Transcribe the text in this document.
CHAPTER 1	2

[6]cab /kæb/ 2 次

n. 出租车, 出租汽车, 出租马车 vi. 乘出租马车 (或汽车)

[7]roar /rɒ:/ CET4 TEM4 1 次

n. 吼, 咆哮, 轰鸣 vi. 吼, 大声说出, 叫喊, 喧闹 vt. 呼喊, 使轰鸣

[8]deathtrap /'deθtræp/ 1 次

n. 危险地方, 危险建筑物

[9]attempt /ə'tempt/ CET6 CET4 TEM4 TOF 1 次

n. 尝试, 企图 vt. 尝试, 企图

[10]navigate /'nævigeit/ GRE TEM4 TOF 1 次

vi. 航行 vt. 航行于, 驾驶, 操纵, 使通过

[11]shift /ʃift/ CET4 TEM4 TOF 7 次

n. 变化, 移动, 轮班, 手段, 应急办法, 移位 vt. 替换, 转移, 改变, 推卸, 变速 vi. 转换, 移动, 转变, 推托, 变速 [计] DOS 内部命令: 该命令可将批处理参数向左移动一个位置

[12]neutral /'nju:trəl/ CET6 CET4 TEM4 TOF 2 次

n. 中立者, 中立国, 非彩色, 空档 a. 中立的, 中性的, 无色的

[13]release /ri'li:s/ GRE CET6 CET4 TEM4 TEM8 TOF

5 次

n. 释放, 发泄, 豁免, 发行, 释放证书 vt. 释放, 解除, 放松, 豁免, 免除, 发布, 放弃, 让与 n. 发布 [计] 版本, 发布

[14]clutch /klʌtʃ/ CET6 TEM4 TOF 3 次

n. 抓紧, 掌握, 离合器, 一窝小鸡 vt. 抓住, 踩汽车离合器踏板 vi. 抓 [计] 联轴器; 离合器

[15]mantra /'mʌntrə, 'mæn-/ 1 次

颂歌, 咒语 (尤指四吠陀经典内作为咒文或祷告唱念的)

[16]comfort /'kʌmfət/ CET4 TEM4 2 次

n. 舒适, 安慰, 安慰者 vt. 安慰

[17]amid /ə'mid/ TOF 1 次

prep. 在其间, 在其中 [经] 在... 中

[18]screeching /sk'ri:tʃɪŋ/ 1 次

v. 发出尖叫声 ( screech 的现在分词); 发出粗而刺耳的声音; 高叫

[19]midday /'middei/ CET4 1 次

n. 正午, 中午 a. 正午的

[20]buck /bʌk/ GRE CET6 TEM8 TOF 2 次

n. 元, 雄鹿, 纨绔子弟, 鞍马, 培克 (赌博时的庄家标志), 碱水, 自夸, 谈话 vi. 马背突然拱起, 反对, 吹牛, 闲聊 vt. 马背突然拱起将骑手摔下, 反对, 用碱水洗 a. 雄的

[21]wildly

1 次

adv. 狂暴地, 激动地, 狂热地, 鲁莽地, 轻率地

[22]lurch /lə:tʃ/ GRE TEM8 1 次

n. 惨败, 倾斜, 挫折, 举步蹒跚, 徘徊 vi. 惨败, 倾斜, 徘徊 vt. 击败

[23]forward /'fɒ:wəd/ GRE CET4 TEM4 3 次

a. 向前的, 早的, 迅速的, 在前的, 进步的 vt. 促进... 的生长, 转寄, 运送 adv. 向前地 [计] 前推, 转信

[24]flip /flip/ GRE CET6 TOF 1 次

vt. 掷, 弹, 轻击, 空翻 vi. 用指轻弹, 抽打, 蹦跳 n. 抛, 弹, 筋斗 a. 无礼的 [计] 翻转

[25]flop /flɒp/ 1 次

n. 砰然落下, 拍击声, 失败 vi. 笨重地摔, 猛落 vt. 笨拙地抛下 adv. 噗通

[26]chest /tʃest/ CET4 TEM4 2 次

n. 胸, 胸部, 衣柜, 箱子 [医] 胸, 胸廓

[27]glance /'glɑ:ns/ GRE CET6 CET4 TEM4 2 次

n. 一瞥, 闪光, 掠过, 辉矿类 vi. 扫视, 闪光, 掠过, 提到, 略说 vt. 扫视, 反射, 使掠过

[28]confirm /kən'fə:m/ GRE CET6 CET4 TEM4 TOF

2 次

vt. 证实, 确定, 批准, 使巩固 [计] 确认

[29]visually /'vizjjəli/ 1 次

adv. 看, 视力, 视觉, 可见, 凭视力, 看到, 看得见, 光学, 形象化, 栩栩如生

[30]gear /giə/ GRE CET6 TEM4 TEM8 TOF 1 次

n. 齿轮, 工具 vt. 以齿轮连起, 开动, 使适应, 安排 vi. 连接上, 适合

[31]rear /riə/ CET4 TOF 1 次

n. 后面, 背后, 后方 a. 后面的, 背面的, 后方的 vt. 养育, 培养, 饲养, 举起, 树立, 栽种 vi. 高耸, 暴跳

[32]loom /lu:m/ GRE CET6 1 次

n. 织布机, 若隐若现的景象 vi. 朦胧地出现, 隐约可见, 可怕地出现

AIM OF THE EXERCISE
Copy out every line of the data above, exactly as given.

TASK SOLUTION
Transcribe the text in this document.
CHAPTER 1	2

[6]cab /kæb/ 2 次

n. 出租车, 出租汽车, 出租马车 vi. 乘出租马车 (或汽车)

[7]roar /rɒ:/ CET4 TEM4 1 次

n. 吼, 咆哮, 轰鸣 vi. 吼, 大声说出, 叫喊, 喧闹 vt. 呼喊, 使轰鸣

[8]deathtrap /'deθtræp/ 1 次

n. 危险地方, 危险建筑物

[9]attempt /ə'tempt/ CET6 CET4 TEM4 TOF 1 次

n. 尝试, 企图 vt. 尝试, 企图

[10]navigate /'nævigeit/ GRE TEM4 TOF 1 次

vi. 航行 vt. 航行于, 驾驶, 操纵, 使通过

[11]shift /ʃift/ CET4 TEM4 TOF 7 次

n. 变化, 移动, 轮班, 手段, 应急办法, 移位 vt. 替换, 转移, 改变, 推卸, 变速 vi. 转换, 移动, 转变, 推托, 变速 [计] DOS 内部命令: 该命令可将批处理参数向左移动一个位置

[12]neutral /'nju:trəl/ CET6 CET4 TEM4 TOF 2 次

n. 中立者, 中立国, 非彩色, 空档 a. 中立的, 中性的, 无色的

[13]release /ri'li:s/ GRE CET6 CET4 TEM4 TEM8 TOF

5 次

n. 释放, 发泄, 豁免, 发行, 释放证书 vt. 释放, 解除, 放松, 豁免, 免除, 发布, 放弃, 让与 n. 发布 [计] 版本, 发布

[14]clutch /klʌtʃ/ CET6 TEM4 TOF 3 次

n. 抓紧, 掌握, 离合器, 一窝小鸡 vt. 抓住, 踩汽车离合器踏板 vi. 抓 [计] 联轴器; 离合器

[15]mantra /'mʌntrə, 'mæn-/ 1 次

颂歌, 咒语 (尤指四吠陀经典内作为咒文或祷告唱念的)

[16]comfort /'kʌmfət/ CET4 TEM4 2 次

n. 舒适, 安慰, 安慰者 vt. 安慰

[17]amid /ə'mid/ TOF 1 次

prep. 在其间, 在其中 [经] 在... 中

[18]screeching /sk'ri:tʃɪŋ/ 1 次

v. 发出尖叫声 ( screech 的现在分词); 发出粗而刺耳的声音; 高叫

[19]midday /'middei/ CET4 1 次

n. 正午, 中午 a. 正午的

[20]buck /bʌk/ GRE CET6 TEM8 TOF 2 次

n. 元, 雄鹿, 纨绔子弟, 鞍马, 培克 (赌博时的庄家标志), 碱水, 自夸, 谈话 vi. 马背突然拱起, 反对, 吹牛, 闲聊 vt. 马背突然拱起将骑手摔下, 反对, 用碱水洗 a. 雄的

[21]wildly

1 次

adv. 狂暴地, 激动地, 狂热地, 鲁莽地, 轻率地

[22]lurch /lə:tʃ/ GRE TEM8 1 次

n. 惨败, 倾斜, 挫折, 举步蹒跚, 徘徊 vi. 惨败, 倾斜, 徘徊 vt. 击败

[23]forward /'fɒ:wəd/ GRE CET4 TEM4 3 次

a. 向前的, 早的, 迅速的, 在前的, 进步的 vt. 促进... 的生长, 转寄, 运送 adv. 向前地 [计] 前推, 转信

[24]flip /flip/ GRE CET6 TOF 1 次

vt. 掷, 弹, 轻击, 空翻 vi. 用指轻弹, 抽打, 蹦跳 n. 抛, 弹, 筋斗 a. 无礼的 [计] 翻转

[25]flop /flɒp/ 1 次

n. 砰然落下, 拍击声, 失败 vi. 笨重地摔, 猛落 vt. 笨拙地抛下 adv. 噗通

[26]chest /tʃest/ CET4 TEM4 2 次

n. 胸, 胸部, 衣柜, 箱子 [医] 胸, 胸廓

[27]glance /'glɑ:ns/ GRE CET6 CET4 TEM4 2 次

n. 一瞥, 闪光, 掠过, 辉矿类 vi. 扫视, 闪光, 掠过, 提到, 略说 vt. 扫视, 反射, 使掠过

[28]confirm /kən'fə:m/ GRE CET6 CET4 TEM4 TOF

2 次

vt. 证实, 确定, 批准, 使巩固 [计] 确认

[29]visually /'vizjjəli/ 1 次

adv. 看, 视力, 视觉, 可见, 凭视力, 看到, 看得见, 光学, 形象化, 栩栩如生

[30]gear /giə/ GRE CET6 TEM4 TEM8 TOF 1 次

n. 齿轮, 工具 vt. 以齿轮连起, 开动, 使适应, 安排 vi. 连接上, 适合

[31]rear /riə/ CET4 TOF 1 次

n. 后面, 背后, 后方 a. 后面的, 背面的, 后方的 vt. 养育, 培养, 饲养, 举起, 树立, 栽种 vi. 高耸, 暴跳

[32]loom /lu:m/ GRE CET6 1 次

n. 织布机, 若隐若现的景象 vi. 朦胧地出现, 隐约可见, 可怕地出现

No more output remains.